— BEGIN Data for processing —

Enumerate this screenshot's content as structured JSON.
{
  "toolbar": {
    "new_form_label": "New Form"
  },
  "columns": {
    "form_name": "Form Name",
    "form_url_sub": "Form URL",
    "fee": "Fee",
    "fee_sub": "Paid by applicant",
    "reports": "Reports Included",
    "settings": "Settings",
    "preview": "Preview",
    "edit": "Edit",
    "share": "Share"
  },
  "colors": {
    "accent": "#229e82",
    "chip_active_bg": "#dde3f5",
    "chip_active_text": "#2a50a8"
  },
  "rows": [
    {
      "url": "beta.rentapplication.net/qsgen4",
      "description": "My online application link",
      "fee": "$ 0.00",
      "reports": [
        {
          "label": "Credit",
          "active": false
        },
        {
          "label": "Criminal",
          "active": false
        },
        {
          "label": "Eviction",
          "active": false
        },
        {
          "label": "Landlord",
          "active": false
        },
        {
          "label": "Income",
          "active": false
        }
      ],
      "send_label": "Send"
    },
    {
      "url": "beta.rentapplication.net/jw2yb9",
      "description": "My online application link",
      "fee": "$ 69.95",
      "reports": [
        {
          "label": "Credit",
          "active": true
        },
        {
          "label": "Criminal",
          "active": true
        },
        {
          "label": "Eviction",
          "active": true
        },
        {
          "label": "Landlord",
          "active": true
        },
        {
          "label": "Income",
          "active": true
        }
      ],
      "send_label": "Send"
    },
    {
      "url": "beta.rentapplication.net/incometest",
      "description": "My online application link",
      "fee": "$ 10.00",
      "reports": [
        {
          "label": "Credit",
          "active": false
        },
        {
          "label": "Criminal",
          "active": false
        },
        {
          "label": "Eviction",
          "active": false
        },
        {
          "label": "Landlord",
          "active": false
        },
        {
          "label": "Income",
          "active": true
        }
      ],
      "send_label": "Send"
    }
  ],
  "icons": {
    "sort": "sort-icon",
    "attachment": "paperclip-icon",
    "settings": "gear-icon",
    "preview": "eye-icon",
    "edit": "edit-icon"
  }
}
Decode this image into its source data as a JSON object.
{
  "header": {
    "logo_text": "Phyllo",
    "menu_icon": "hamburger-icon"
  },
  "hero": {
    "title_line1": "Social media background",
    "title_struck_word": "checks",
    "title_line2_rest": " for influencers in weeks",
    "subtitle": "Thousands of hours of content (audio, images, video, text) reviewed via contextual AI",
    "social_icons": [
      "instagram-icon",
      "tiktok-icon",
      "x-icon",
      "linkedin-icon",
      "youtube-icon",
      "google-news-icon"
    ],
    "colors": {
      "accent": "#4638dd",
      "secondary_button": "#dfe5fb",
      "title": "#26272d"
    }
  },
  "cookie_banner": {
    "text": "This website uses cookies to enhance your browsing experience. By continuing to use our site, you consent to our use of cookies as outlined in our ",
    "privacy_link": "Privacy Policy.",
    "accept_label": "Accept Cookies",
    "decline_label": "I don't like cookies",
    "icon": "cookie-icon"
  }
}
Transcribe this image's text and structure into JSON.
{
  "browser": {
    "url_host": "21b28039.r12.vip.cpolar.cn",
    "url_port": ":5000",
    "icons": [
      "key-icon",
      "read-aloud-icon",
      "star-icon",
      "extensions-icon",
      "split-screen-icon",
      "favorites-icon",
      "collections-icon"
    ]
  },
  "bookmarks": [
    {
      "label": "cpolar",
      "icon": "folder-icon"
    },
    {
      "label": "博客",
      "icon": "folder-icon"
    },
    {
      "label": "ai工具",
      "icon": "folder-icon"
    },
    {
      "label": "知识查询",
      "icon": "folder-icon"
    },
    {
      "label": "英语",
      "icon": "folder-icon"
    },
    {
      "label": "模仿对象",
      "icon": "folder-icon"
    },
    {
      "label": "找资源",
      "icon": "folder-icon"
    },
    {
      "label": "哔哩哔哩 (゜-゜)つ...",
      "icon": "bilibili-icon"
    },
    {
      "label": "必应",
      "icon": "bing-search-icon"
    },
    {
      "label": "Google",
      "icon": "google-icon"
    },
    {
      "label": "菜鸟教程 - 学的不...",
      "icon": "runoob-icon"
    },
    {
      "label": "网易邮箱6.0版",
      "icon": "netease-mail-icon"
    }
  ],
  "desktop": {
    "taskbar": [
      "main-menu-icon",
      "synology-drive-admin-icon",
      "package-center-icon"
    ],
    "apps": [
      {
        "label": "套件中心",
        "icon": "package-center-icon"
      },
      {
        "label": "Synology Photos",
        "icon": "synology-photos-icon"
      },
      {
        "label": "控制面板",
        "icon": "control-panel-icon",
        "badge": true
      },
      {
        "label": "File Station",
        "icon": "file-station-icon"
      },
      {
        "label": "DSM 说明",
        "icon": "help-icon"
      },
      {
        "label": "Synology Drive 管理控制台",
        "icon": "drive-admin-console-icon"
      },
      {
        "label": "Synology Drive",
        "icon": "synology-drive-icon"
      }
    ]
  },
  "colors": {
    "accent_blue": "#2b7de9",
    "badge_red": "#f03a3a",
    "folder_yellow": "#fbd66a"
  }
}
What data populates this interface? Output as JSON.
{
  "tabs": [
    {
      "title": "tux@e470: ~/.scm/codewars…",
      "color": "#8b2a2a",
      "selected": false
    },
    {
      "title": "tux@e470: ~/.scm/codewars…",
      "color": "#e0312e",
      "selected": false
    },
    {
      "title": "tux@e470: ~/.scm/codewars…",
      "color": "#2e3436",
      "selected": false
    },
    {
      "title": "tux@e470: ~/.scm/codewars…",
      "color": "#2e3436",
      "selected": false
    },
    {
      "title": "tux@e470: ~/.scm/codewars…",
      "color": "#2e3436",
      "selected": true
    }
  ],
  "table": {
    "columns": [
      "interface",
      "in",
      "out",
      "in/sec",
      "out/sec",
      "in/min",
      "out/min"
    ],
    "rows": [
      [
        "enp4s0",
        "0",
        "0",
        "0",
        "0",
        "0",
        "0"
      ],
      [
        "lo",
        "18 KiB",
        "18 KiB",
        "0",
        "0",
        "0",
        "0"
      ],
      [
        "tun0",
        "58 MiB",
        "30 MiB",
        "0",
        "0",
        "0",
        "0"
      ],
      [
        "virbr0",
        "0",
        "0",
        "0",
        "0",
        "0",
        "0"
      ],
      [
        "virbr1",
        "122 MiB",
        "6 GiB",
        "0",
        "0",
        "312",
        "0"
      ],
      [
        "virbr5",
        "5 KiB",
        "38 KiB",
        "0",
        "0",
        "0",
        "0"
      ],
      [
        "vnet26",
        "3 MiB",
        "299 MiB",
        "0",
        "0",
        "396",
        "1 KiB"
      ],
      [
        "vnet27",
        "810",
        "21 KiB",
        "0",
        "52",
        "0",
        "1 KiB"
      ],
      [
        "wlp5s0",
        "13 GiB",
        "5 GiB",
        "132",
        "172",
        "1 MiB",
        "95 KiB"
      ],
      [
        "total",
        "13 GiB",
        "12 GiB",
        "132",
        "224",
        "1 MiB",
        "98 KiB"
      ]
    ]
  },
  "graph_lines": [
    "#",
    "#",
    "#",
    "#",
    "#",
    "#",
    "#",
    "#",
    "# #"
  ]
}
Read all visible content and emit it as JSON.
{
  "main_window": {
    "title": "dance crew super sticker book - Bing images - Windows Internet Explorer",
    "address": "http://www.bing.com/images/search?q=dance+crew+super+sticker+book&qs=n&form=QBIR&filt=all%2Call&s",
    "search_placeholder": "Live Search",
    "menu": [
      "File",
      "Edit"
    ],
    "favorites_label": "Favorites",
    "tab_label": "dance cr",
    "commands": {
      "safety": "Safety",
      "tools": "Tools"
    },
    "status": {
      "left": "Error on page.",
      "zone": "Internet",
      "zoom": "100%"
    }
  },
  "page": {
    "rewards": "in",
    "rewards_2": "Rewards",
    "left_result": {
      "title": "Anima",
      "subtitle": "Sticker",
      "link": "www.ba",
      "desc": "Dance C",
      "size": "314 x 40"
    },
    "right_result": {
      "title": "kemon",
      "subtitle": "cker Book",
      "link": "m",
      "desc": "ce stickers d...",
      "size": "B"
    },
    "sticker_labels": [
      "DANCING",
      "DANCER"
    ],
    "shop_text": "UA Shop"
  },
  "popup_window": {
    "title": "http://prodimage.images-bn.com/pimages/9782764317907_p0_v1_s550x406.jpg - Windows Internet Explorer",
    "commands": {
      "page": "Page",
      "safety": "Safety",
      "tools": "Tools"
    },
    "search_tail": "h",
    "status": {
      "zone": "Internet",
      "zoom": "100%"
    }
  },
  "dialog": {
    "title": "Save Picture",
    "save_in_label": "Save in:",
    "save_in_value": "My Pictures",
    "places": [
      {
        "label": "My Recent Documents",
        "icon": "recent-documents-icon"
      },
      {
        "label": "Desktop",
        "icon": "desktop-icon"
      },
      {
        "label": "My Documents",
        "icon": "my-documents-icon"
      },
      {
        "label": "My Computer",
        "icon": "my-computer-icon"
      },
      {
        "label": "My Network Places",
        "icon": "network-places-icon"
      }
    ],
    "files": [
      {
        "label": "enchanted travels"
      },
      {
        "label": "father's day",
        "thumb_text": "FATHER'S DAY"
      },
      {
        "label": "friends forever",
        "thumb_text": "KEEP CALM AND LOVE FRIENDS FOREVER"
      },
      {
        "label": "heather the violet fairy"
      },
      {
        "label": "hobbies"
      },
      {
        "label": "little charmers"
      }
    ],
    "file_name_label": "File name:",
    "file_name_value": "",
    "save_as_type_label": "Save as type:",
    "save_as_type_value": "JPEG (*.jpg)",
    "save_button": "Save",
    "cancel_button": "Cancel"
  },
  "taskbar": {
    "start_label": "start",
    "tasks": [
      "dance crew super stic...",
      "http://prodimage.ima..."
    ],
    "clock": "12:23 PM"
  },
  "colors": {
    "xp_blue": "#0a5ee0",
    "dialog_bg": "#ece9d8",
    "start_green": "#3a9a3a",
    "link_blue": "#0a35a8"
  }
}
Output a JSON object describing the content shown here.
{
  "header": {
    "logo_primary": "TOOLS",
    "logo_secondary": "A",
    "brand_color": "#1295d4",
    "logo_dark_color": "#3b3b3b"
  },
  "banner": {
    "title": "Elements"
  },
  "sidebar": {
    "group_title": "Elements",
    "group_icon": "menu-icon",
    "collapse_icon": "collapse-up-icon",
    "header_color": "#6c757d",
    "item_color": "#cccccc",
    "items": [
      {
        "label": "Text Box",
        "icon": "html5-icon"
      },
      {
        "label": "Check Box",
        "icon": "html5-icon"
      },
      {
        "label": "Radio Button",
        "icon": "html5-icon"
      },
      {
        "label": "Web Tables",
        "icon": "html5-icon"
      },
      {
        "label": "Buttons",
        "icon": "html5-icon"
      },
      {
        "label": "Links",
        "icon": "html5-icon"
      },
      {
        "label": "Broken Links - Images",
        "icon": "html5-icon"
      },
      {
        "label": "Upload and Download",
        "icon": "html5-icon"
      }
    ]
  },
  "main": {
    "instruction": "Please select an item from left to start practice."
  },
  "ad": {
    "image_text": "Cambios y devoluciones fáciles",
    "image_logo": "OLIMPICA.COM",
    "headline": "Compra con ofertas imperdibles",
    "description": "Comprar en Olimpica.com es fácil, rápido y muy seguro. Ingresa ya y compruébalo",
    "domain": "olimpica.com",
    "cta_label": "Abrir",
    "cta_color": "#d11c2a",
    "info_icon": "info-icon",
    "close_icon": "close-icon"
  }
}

— END Data for processing —

Written exercise
From the listing above, collect every line that mentions the word "Internet".

Complete response
    "title": "dance crew super sticker book - Bing images - Windows Internet Explorer",
      "zone": "Internet",
    "title": "http://prodimage.images-bn.com/pimages/9782764317907_p0_v1_s550x406.jpg - Windows Internet Explorer",
      "zone": "Internet",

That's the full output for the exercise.